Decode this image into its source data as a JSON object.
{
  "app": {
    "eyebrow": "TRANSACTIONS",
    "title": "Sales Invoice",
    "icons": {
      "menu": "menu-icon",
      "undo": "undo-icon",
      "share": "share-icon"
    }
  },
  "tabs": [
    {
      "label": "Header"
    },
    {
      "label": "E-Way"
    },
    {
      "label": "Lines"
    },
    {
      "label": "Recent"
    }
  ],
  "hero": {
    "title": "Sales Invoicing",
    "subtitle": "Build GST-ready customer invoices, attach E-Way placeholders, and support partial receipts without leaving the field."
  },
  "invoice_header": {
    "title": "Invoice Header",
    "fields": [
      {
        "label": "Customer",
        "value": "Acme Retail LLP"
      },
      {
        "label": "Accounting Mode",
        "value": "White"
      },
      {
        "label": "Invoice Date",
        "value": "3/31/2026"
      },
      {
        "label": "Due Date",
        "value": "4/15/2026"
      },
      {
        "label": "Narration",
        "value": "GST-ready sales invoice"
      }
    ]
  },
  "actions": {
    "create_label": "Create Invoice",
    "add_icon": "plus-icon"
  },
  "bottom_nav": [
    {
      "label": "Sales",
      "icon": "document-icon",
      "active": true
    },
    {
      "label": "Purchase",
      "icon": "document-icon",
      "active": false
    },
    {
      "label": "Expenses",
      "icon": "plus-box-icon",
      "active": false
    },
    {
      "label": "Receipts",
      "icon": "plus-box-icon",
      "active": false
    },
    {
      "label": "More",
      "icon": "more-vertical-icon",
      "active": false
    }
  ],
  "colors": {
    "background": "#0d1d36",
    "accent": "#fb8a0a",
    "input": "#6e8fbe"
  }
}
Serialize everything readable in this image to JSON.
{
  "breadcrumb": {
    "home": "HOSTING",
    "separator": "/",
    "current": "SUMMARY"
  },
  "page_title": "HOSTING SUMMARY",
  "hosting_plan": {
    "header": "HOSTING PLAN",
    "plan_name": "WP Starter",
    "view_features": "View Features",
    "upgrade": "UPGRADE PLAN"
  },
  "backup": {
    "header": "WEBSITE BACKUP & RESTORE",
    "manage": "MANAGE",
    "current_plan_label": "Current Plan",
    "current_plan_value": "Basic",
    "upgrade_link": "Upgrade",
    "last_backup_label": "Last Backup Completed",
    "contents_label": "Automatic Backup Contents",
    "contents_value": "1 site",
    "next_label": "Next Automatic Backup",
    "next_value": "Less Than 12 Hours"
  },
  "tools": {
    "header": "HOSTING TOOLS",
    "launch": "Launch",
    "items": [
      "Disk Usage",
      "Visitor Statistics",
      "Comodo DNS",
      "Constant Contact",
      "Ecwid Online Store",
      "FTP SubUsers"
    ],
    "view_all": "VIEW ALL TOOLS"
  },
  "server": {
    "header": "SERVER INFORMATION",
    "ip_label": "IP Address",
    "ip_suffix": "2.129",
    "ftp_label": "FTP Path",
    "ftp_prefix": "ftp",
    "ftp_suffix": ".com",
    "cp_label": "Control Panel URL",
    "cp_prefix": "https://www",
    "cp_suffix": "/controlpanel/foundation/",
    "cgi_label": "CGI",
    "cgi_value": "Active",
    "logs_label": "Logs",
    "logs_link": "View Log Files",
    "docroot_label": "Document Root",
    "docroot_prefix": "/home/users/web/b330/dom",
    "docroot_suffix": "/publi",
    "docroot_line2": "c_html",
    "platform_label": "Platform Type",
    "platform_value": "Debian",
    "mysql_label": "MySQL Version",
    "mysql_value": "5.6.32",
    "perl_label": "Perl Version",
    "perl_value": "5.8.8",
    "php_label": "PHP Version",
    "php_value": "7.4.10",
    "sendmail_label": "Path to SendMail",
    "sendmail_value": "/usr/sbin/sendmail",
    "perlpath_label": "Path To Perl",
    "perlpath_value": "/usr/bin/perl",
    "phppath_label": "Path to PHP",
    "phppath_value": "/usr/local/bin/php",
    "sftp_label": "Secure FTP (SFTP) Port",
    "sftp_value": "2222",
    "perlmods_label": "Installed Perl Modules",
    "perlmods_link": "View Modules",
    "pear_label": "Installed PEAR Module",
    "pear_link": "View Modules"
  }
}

Problem
Your task is to give the records above again, exactly.

The answer
Decode this image into its source data as a JSON object.
{
  "app": {
    "eyebrow": "TRANSACTIONS",
    "title": "Sales Invoice",
    "icons": {
      "menu": "menu-icon",
      "undo": "undo-icon",
      "share": "share-icon"
    }
  },
  "tabs": [
    {
      "label": "Header"
    },
    {
      "label": "E-Way"
    },
    {
      "label": "Lines"
    },
    {
      "label": "Recent"
    }
  ],
  "hero": {
    "title": "Sales Invoicing",
    "subtitle": "Build GST-ready customer invoices, attach E-Way placeholders, and support partial receipts without leaving the field."
  },
  "invoice_header": {
    "title": "Invoice Header",
    "fields": [
      {
        "label": "Customer",
        "value": "Acme Retail LLP"
      },
      {
        "label": "Accounting Mode",
        "value": "White"
      },
      {
        "label": "Invoice Date",
        "value": "3/31/2026"
      },
      {
        "label": "Due Date",
        "value": "4/15/2026"
      },
      {
        "label": "Narration",
        "value": "GST-ready sales invoice"
      }
    ]
  },
  "actions": {
    "create_label": "Create Invoice",
    "add_icon": "plus-icon"
  },
  "bottom_nav": [
    {
      "label": "Sales",
      "icon": "document-icon",
      "active": true
    },
    {
      "label": "Purchase",
      "icon": "document-icon",
      "active": false
    },
    {
      "label": "Expenses",
      "icon": "plus-box-icon",
      "active": false
    },
    {
      "label": "Receipts",
      "icon": "plus-box-icon",
      "active": false
    },
    {
      "label": "More",
      "icon": "more-vertical-icon",
      "active": false
    }
  ],
  "colors": {
    "background": "#0d1d36",
    "accent": "#fb8a0a",
    "input": "#6e8fbe"
  }
}
Serialize everything readable in this image to JSON.
{
  "breadcrumb": {
    "home": "HOSTING",
    "separator": "/",
    "current": "SUMMARY"
  },
  "page_title": "HOSTING SUMMARY",
  "hosting_plan": {
    "header": "HOSTING PLAN",
    "plan_name": "WP Starter",
    "view_features": "View Features",
    "upgrade": "UPGRADE PLAN"
  },
  "backup": {
    "header": "WEBSITE BACKUP & RESTORE",
    "manage": "MANAGE",
    "current_plan_label": "Current Plan",
    "current_plan_value": "Basic",
    "upgrade_link": "Upgrade",
    "last_backup_label": "Last Backup Completed",
    "contents_label": "Automatic Backup Contents",
    "contents_value": "1 site",
    "next_label": "Next Automatic Backup",
    "next_value": "Less Than 12 Hours"
  },
  "tools": {
    "header": "HOSTING TOOLS",
    "launch": "Launch",
    "items": [
      "Disk Usage",
      "Visitor Statistics",
      "Comodo DNS",
      "Constant Contact",
      "Ecwid Online Store",
      "FTP SubUsers"
    ],
    "view_all": "VIEW ALL TOOLS"
  },
  "server": {
    "header": "SERVER INFORMATION",
    "ip_label": "IP Address",
    "ip_suffix": "2.129",
    "ftp_label": "FTP Path",
    "ftp_prefix": "ftp",
    "ftp_suffix": ".com",
    "cp_label": "Control Panel URL",
    "cp_prefix": "https://www",
    "cp_suffix": "/controlpanel/foundation/",
    "cgi_label": "CGI",
    "cgi_value": "Active",
    "logs_label": "Logs",
    "logs_link": "View Log Files",
    "docroot_label": "Document Root",
    "docroot_prefix": "/home/users/web/b330/dom",
    "docroot_suffix": "/publi",
    "docroot_line2": "c_html",
    "platform_label": "Platform Type",
    "platform_value": "Debian",
    "mysql_label": "MySQL Version",
    "mysql_value": "5.6.32",
    "perl_label": "Perl Version",
    "perl_value": "5.8.8",
    "php_label": "PHP Version",
    "php_value": "7.4.10",
    "sendmail_label": "Path to SendMail",
    "sendmail_value": "/usr/sbin/sendmail",
    "perlpath_label": "Path To Perl",
    "perlpath_value": "/usr/bin/perl",
    "phppath_label": "Path to PHP",
    "phppath_value": "/usr/local/bin/php",
    "sftp_label": "Secure FTP (SFTP) Port",
    "sftp_value": "2222",
    "perlmods_label": "Installed Perl Modules",
    "perlmods_link": "View Modules",
    "pear_label": "Installed PEAR Module",
    "pear_link": "View Modules"
  }
}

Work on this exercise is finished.